Dataset items:

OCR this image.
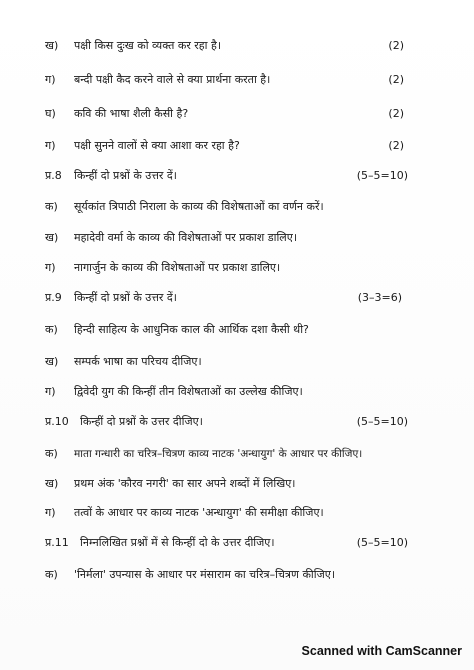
ख) पक्षी किस दुःख को व्यक्त कर रहा है।	(2)
ग) बन्दी पक्षी कैद करने वाले से क्या प्रार्थना करता है।	(2)
घ) कवि की भाषा शैली कैसी है?	(2)
ग) पक्षी सुनने वालों से क्या आशा कर रहा है?	(2)
प्र.8 किन्हीं दो प्रश्नों के उत्तर दें।	(5–5=10)
क) सूर्यकांत त्रिपाठी निराला के काव्य की विशेषताओं का वर्णन करें।
ख) महादेवी वर्मा के काव्य की विशेषताओं पर प्रकाश डालिए।
ग) नागार्जुन के काव्य की विशेषताओं पर प्रकाश डालिए।
प्र.9 किन्हीं दो प्रश्नों के उत्तर दें।	(3–3=6)
क) हिन्दी साहित्य के आधुनिक काल की आर्थिक दशा कैसी थी?
ख) सम्पर्क भाषा का परिचय दीजिए।
ग) द्विवेदी युग की किन्हीं तीन विशेषताओं का उल्लेख कीजिए।
प्र.10 किन्हीं दो प्रश्नों के उत्तर दीजिए।	(5–5=10)
क) माता गन्धारी का चरित्र–चित्रण काव्य नाटक 'अन्धायुग' के आधार पर कीजिए।
ख) प्रथम अंक 'कौरव नगरी' का सार अपने शब्दों में लिखिए।
ग) तत्वों के आधार पर काव्य नाटक 'अन्धायुग' की समीक्षा कीजिए।
प्र.11 निम्नलिखित प्रश्नों में से किन्हीं दो के उत्तर दीजिए।	(5–5=10)
क) 'निर्मला' उपन्यास के आधार पर मंसाराम का चरित्र–चित्रण कीजिए।
Scanned with CamScanner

YOUR INSTRUCTIONS
From the material above, copy everything exactly but the pictures.

COMPLETE OUTPUT
OCR this image.
ख) पक्षी किस दुःख को व्यक्त कर रहा है।	(2)
ग) बन्दी पक्षी कैद करने वाले से क्या प्रार्थना करता है।	(2)
घ) कवि की भाषा शैली कैसी है?	(2)
ग) पक्षी सुनने वालों से क्या आशा कर रहा है?	(2)
प्र.8 किन्हीं दो प्रश्नों के उत्तर दें।	(5–5=10)
क) सूर्यकांत त्रिपाठी निराला के काव्य की विशेषताओं का वर्णन करें।
ख) महादेवी वर्मा के काव्य की विशेषताओं पर प्रकाश डालिए।
ग) नागार्जुन के काव्य की विशेषताओं पर प्रकाश डालिए।
प्र.9 किन्हीं दो प्रश्नों के उत्तर दें।	(3–3=6)
क) हिन्दी साहित्य के आधुनिक काल की आर्थिक दशा कैसी थी?
ख) सम्पर्क भाषा का परिचय दीजिए।
ग) द्विवेदी युग की किन्हीं तीन विशेषताओं का उल्लेख कीजिए।
प्र.10 किन्हीं दो प्रश्नों के उत्तर दीजिए।	(5–5=10)
क) माता गन्धारी का चरित्र–चित्रण काव्य नाटक 'अन्धायुग' के आधार पर कीजिए।
ख) प्रथम अंक 'कौरव नगरी' का सार अपने शब्दों में लिखिए।
ग) तत्वों के आधार पर काव्य नाटक 'अन्धायुग' की समीक्षा कीजिए।
प्र.11 निम्नलिखित प्रश्नों में से किन्हीं दो के उत्तर दीजिए।	(5–5=10)
क) 'निर्मला' उपन्यास के आधार पर मंसाराम का चरित्र–चित्रण कीजिए।
Scanned with CamScanner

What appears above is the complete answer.